The task =
Rewrite the material below, replacing every occurrence of "interactable" with "clickable" and leaving everything else unchanged.
start Dataset records
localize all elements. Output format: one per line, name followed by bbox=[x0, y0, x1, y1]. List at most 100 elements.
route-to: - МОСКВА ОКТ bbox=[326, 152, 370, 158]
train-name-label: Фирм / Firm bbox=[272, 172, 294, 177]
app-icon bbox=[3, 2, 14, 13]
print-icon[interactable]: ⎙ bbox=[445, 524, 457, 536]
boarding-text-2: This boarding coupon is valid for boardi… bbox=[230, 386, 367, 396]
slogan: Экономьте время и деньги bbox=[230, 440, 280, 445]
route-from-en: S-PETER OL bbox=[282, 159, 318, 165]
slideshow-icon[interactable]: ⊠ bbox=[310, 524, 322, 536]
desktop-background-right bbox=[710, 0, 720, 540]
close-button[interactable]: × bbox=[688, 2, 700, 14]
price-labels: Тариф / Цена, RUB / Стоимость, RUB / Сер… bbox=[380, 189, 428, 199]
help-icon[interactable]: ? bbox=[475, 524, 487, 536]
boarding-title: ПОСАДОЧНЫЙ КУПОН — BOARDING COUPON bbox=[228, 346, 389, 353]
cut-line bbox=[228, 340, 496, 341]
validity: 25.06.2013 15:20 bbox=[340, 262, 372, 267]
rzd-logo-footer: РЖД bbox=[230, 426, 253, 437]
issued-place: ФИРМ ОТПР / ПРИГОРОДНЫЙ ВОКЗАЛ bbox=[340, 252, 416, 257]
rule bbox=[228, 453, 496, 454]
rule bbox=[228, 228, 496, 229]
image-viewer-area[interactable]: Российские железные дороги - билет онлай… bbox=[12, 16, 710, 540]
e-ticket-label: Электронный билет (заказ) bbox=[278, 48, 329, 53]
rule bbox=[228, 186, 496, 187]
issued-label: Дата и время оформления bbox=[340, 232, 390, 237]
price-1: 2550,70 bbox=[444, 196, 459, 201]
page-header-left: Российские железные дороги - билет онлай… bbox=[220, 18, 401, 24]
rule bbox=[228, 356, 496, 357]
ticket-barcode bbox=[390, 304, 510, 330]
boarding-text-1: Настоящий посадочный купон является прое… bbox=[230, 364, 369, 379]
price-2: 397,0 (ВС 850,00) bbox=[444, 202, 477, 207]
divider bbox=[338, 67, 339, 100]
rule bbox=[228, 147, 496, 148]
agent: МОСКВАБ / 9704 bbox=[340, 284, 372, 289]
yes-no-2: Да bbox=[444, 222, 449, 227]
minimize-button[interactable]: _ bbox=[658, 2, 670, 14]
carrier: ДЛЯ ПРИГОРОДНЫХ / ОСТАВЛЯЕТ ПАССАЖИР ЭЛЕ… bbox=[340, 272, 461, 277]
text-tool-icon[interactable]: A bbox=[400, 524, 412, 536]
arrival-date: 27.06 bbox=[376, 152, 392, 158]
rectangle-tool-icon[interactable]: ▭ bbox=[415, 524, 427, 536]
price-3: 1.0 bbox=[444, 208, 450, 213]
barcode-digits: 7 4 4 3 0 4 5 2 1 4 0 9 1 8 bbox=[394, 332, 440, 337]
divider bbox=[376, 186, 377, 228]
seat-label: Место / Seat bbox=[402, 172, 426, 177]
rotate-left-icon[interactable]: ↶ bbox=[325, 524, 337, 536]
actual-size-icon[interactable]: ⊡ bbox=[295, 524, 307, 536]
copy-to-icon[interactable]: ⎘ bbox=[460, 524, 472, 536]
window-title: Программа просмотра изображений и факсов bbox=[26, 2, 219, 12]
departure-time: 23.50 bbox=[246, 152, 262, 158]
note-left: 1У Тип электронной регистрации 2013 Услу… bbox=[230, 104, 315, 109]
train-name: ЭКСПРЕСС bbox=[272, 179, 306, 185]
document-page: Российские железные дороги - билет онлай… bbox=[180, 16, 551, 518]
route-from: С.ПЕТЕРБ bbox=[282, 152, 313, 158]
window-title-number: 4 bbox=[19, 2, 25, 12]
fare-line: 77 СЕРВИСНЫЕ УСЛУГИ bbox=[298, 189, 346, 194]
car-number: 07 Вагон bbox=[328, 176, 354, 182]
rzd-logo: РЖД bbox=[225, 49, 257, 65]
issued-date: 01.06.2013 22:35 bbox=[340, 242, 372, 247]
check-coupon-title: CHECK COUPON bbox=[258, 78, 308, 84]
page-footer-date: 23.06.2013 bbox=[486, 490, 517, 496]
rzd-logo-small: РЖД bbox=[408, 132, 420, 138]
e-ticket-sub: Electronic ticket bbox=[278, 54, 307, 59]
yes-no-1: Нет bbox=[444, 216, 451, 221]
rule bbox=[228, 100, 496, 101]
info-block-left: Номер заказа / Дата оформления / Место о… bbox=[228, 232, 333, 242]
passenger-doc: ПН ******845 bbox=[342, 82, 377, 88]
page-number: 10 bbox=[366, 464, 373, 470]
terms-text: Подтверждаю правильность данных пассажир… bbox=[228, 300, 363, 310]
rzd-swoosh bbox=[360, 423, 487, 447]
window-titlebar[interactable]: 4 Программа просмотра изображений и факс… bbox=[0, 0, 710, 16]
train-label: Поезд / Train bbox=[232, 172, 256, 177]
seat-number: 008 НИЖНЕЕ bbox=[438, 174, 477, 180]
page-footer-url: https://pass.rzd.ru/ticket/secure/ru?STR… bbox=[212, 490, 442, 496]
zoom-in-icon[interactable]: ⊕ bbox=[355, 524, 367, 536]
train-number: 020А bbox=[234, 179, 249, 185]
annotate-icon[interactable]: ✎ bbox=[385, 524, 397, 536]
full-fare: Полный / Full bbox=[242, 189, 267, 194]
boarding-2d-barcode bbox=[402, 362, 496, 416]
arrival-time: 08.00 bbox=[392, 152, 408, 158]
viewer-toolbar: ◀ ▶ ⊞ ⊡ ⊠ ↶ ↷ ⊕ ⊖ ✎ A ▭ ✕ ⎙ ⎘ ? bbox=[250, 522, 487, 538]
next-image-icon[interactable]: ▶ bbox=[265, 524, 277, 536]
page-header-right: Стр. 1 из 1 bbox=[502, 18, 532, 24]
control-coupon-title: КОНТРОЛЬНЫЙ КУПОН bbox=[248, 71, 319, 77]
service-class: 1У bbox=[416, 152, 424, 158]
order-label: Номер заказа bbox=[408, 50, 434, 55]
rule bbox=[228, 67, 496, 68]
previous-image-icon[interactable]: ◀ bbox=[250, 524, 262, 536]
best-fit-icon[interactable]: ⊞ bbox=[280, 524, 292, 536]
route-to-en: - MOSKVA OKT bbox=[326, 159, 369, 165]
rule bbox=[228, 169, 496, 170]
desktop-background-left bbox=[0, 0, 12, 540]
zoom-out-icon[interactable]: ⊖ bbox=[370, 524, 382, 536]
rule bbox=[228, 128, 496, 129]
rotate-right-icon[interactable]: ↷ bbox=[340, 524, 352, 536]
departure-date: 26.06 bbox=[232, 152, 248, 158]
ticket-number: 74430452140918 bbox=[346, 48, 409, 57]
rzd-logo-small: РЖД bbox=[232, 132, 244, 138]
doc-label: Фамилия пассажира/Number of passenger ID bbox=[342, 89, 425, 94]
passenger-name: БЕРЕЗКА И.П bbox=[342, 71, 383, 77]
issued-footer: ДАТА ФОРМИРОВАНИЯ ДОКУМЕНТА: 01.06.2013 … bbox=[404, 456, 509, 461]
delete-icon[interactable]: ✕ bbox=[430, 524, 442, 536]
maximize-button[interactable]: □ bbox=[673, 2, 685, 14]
end Dataset records
Result for this task =
localize all elements. Output format: one per line, name followed by bbox=[x0, y0, x1, y1]. List at most 100 elements.
route-to: - МОСКВА ОКТ bbox=[326, 152, 370, 158]
train-name-label: Фирм / Firm bbox=[272, 172, 294, 177]
app-icon bbox=[3, 2, 14, 13]
print-icon[clickable]: ⎙ bbox=[445, 524, 457, 536]
boarding-text-2: This boarding coupon is valid for boardi… bbox=[230, 386, 367, 396]
slogan: Экономьте время и деньги bbox=[230, 440, 280, 445]
route-from-en: S-PETER OL bbox=[282, 159, 318, 165]
slideshow-icon[clickable]: ⊠ bbox=[310, 524, 322, 536]
desktop-background-right bbox=[710, 0, 720, 540]
close-button[clickable]: × bbox=[688, 2, 700, 14]
price-labels: Тариф / Цена, RUB / Стоимость, RUB / Сер… bbox=[380, 189, 428, 199]
help-icon[clickable]: ? bbox=[475, 524, 487, 536]
boarding-title: ПОСАДОЧНЫЙ КУПОН — BOARDING COUPON bbox=[228, 346, 389, 353]
cut-line bbox=[228, 340, 496, 341]
validity: 25.06.2013 15:20 bbox=[340, 262, 372, 267]
rzd-logo-footer: РЖД bbox=[230, 426, 253, 437]
issued-place: ФИРМ ОТПР / ПРИГОРОДНЫЙ ВОКЗАЛ bbox=[340, 252, 416, 257]
rule bbox=[228, 453, 496, 454]
rule bbox=[228, 228, 496, 229]
image-viewer-area[clickable]: Российские железные дороги - билет онлай… bbox=[12, 16, 710, 540]
e-ticket-label: Электронный билет (заказ) bbox=[278, 48, 329, 53]
rule bbox=[228, 186, 496, 187]
issued-label: Дата и время оформления bbox=[340, 232, 390, 237]
price-1: 2550,70 bbox=[444, 196, 459, 201]
page-header-left: Российские железные дороги - билет онлай… bbox=[220, 18, 401, 24]
rule bbox=[228, 356, 496, 357]
ticket-barcode bbox=[390, 304, 510, 330]
boarding-text-1: Настоящий посадочный купон является прое… bbox=[230, 364, 369, 379]
price-2: 397,0 (ВС 850,00) bbox=[444, 202, 477, 207]
divider bbox=[338, 67, 339, 100]
rule bbox=[228, 147, 496, 148]
agent: МОСКВАБ / 9704 bbox=[340, 284, 372, 289]
yes-no-2: Да bbox=[444, 222, 449, 227]
minimize-button[clickable]: _ bbox=[658, 2, 670, 14]
carrier: ДЛЯ ПРИГОРОДНЫХ / ОСТАВЛЯЕТ ПАССАЖИР ЭЛЕ… bbox=[340, 272, 461, 277]
text-tool-icon[clickable]: A bbox=[400, 524, 412, 536]
arrival-date: 27.06 bbox=[376, 152, 392, 158]
rectangle-tool-icon[clickable]: ▭ bbox=[415, 524, 427, 536]
price-3: 1.0 bbox=[444, 208, 450, 213]
barcode-digits: 7 4 4 3 0 4 5 2 1 4 0 9 1 8 bbox=[394, 332, 440, 337]
divider bbox=[376, 186, 377, 228]
seat-label: Место / Seat bbox=[402, 172, 426, 177]
rotate-left-icon[clickable]: ↶ bbox=[325, 524, 337, 536]
actual-size-icon[clickable]: ⊡ bbox=[295, 524, 307, 536]
copy-to-icon[clickable]: ⎘ bbox=[460, 524, 472, 536]
window-title: Программа просмотра изображений и факсов bbox=[26, 2, 219, 12]
departure-time: 23.50 bbox=[246, 152, 262, 158]
note-left: 1У Тип электронной регистрации 2013 Услу… bbox=[230, 104, 315, 109]
train-name: ЭКСПРЕСС bbox=[272, 179, 306, 185]
document-page: Российские железные дороги - билет онлай… bbox=[180, 16, 551, 518]
route-from: С.ПЕТЕРБ bbox=[282, 152, 313, 158]
window-title-number: 4 bbox=[19, 2, 25, 12]
fare-line: 77 СЕРВИСНЫЕ УСЛУГИ bbox=[298, 189, 346, 194]
car-number: 07 Вагон bbox=[328, 176, 354, 182]
rzd-logo: РЖД bbox=[225, 49, 257, 65]
issued-date: 01.06.2013 22:35 bbox=[340, 242, 372, 247]
check-coupon-title: CHECK COUPON bbox=[258, 78, 308, 84]
page-footer-date: 23.06.2013 bbox=[486, 490, 517, 496]
rzd-logo-small: РЖД bbox=[408, 132, 420, 138]
e-ticket-sub: Electronic ticket bbox=[278, 54, 307, 59]
yes-no-1: Нет bbox=[444, 216, 451, 221]
rule bbox=[228, 100, 496, 101]
info-block-left: Номер заказа / Дата оформления / Место о… bbox=[228, 232, 333, 242]
passenger-doc: ПН ******845 bbox=[342, 82, 377, 88]
page-number: 10 bbox=[366, 464, 373, 470]
terms-text: Подтверждаю правильность данных пассажир… bbox=[228, 300, 363, 310]
rzd-swoosh bbox=[360, 423, 487, 447]
window-titlebar[clickable]: 4 Программа просмотра изображений и факс… bbox=[0, 0, 710, 16]
train-label: Поезд / Train bbox=[232, 172, 256, 177]
seat-number: 008 НИЖНЕЕ bbox=[438, 174, 477, 180]
page-footer-url: https://pass.rzd.ru/ticket/secure/ru?STR… bbox=[212, 490, 442, 496]
zoom-in-icon[clickable]: ⊕ bbox=[355, 524, 367, 536]
train-number: 020А bbox=[234, 179, 249, 185]
annotate-icon[clickable]: ✎ bbox=[385, 524, 397, 536]
full-fare: Полный / Full bbox=[242, 189, 267, 194]
boarding-2d-barcode bbox=[402, 362, 496, 416]
arrival-time: 08.00 bbox=[392, 152, 408, 158]
viewer-toolbar: ◀ ▶ ⊞ ⊡ ⊠ ↶ ↷ ⊕ ⊖ ✎ A ▭ ✕ ⎙ ⎘ ? bbox=[250, 522, 487, 538]
next-image-icon[clickable]: ▶ bbox=[265, 524, 277, 536]
page-header-right: Стр. 1 из 1 bbox=[502, 18, 532, 24]
control-coupon-title: КОНТРОЛЬНЫЙ КУПОН bbox=[248, 71, 319, 77]
service-class: 1У bbox=[416, 152, 424, 158]
order-label: Номер заказа bbox=[408, 50, 434, 55]
rule bbox=[228, 67, 496, 68]
previous-image-icon[clickable]: ◀ bbox=[250, 524, 262, 536]
best-fit-icon[clickable]: ⊞ bbox=[280, 524, 292, 536]
route-to-en: - MOSKVA OKT bbox=[326, 159, 369, 165]
rule bbox=[228, 169, 496, 170]
desktop-background-left bbox=[0, 0, 12, 540]
zoom-out-icon[clickable]: ⊖ bbox=[370, 524, 382, 536]
rule bbox=[228, 128, 496, 129]
rotate-right-icon[clickable]: ↷ bbox=[340, 524, 352, 536]
departure-date: 26.06 bbox=[232, 152, 248, 158]
ticket-number: 74430452140918 bbox=[346, 48, 409, 57]
rzd-logo-small: РЖД bbox=[232, 132, 244, 138]
doc-label: Фамилия пассажира/Number of passenger ID bbox=[342, 89, 425, 94]
passenger-name: БЕРЕЗКА И.П bbox=[342, 71, 383, 77]
issued-footer: ДАТА ФОРМИРОВАНИЯ ДОКУМЕНТА: 01.06.2013 … bbox=[404, 456, 509, 461]
delete-icon[clickable]: ✕ bbox=[430, 524, 442, 536]
maximize-button[clickable]: □ bbox=[673, 2, 685, 14]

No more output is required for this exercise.